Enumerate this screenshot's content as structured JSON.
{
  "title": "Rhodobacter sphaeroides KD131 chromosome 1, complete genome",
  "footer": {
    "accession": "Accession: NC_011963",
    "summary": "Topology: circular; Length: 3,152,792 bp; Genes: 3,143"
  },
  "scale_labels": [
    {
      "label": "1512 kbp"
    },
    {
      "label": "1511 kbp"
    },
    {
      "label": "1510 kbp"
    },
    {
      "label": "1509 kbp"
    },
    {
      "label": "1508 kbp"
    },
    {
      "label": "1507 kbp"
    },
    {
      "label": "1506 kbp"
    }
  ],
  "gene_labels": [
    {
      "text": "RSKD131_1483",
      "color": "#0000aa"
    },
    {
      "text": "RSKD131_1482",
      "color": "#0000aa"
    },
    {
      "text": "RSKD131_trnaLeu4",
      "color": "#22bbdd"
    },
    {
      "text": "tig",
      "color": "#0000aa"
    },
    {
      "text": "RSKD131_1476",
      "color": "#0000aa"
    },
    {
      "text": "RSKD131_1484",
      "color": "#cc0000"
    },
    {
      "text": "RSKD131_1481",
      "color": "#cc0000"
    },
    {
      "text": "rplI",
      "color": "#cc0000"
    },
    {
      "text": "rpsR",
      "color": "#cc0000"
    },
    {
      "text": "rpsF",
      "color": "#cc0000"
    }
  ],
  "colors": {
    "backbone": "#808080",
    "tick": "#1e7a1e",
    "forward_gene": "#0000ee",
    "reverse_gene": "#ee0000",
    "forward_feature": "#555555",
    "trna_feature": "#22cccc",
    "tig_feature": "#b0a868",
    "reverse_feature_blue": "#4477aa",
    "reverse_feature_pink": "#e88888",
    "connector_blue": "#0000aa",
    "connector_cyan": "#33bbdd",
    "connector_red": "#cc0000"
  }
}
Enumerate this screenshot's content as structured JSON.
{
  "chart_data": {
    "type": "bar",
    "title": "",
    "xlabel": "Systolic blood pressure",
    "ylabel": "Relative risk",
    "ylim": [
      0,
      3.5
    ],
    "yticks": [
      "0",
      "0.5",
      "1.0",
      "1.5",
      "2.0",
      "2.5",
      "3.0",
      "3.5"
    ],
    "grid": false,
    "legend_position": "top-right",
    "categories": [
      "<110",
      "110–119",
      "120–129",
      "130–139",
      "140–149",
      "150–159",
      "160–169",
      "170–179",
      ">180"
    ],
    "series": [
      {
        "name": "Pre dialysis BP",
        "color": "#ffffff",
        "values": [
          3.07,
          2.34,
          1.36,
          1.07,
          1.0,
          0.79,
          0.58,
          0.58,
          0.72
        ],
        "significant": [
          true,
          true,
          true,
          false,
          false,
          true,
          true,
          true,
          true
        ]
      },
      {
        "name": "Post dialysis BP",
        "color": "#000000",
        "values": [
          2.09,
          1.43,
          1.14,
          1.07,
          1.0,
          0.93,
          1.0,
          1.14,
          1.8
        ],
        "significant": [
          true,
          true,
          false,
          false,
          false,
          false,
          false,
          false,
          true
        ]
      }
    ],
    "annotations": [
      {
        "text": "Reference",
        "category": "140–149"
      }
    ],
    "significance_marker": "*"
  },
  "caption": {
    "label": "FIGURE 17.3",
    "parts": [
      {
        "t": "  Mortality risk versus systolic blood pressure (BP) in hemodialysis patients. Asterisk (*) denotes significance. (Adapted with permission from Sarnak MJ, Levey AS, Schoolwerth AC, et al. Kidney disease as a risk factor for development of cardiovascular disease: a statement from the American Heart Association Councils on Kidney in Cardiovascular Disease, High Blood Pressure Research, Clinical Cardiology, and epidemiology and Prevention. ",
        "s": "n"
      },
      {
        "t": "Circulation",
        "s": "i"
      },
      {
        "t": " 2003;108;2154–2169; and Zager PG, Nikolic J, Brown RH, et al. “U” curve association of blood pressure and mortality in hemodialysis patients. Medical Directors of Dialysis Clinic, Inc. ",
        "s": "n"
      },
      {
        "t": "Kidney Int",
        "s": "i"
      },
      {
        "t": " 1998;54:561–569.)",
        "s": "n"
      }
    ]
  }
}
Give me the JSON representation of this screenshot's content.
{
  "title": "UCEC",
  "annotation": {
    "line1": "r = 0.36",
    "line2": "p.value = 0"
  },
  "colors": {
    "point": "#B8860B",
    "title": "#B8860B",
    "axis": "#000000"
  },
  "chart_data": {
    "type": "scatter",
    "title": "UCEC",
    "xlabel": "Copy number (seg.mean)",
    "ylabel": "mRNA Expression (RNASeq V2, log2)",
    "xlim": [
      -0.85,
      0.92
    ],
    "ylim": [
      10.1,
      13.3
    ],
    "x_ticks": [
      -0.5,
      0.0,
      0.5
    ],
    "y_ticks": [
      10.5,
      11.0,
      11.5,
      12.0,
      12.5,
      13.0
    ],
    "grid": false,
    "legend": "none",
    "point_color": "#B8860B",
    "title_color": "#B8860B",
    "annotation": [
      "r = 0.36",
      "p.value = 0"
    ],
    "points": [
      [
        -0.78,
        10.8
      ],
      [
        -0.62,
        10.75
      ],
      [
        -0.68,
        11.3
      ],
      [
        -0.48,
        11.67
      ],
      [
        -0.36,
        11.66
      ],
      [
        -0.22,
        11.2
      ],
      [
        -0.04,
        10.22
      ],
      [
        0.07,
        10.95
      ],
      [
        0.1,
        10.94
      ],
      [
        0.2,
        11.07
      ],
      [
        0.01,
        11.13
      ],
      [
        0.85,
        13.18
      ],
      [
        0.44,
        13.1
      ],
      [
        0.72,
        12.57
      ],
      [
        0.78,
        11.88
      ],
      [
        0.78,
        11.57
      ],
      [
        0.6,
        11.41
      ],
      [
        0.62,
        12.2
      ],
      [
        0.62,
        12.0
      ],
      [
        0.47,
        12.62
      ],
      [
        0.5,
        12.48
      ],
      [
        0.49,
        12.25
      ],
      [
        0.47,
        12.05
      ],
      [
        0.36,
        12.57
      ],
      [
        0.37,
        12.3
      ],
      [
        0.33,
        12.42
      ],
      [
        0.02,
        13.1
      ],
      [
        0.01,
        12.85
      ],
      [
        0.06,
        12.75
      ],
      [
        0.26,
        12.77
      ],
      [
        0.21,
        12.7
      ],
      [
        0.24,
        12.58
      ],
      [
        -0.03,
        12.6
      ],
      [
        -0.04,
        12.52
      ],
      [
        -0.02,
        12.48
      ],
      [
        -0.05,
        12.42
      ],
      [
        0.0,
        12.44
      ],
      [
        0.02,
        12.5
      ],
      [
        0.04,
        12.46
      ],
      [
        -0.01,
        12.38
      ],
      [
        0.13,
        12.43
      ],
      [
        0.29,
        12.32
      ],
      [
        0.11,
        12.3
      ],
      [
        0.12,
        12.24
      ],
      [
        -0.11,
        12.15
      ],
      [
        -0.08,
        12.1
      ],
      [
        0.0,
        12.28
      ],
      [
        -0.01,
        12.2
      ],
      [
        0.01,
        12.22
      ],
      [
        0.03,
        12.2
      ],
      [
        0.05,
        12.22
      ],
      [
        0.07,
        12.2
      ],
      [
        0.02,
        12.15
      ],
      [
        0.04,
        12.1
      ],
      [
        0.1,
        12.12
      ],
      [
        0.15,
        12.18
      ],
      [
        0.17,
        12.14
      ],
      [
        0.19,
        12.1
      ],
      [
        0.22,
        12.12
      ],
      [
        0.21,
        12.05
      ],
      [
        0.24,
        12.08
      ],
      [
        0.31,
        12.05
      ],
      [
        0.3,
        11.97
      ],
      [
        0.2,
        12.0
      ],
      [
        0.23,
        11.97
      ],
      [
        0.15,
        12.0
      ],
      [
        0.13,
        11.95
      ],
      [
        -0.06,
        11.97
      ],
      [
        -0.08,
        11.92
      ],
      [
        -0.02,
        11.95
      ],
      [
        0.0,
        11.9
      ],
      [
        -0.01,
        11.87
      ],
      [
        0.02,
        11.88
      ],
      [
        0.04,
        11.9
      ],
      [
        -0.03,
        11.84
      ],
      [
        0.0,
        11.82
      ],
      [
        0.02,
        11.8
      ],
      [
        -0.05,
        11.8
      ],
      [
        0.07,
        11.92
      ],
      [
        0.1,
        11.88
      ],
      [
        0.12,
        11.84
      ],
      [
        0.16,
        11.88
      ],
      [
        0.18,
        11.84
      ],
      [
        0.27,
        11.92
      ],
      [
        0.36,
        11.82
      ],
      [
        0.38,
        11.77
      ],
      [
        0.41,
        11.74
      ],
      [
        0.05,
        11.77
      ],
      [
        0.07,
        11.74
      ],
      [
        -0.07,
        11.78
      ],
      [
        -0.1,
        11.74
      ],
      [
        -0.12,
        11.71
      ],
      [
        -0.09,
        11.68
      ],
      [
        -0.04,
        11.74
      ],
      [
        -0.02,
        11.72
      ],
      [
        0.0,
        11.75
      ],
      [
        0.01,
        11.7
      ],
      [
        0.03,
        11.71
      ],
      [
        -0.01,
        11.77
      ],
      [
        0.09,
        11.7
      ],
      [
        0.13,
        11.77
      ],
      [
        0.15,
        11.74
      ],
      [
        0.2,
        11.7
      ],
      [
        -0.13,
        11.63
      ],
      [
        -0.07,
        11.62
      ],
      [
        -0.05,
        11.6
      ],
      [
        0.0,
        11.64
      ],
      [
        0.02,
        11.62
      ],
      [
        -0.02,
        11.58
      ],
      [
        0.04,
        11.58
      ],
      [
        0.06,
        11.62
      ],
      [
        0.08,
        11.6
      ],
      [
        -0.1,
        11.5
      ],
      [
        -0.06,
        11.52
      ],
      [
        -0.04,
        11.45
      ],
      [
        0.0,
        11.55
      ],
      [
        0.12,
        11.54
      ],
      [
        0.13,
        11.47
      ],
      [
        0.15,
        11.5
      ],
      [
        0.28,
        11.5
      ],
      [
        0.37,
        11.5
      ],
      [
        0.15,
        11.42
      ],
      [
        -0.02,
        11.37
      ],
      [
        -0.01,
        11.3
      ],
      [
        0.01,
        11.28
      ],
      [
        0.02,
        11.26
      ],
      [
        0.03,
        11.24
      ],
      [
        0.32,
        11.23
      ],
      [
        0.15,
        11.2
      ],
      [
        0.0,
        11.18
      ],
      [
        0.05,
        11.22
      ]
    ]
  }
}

####

> YOUR ASSIGNMENT
For the string "ylabel", search the preceding data and copy every line that includes it.

> RESULT BELOW
    "ylabel": "Relative risk",
    "ylabel": "mRNA Expression (RNASeq V2, log2)",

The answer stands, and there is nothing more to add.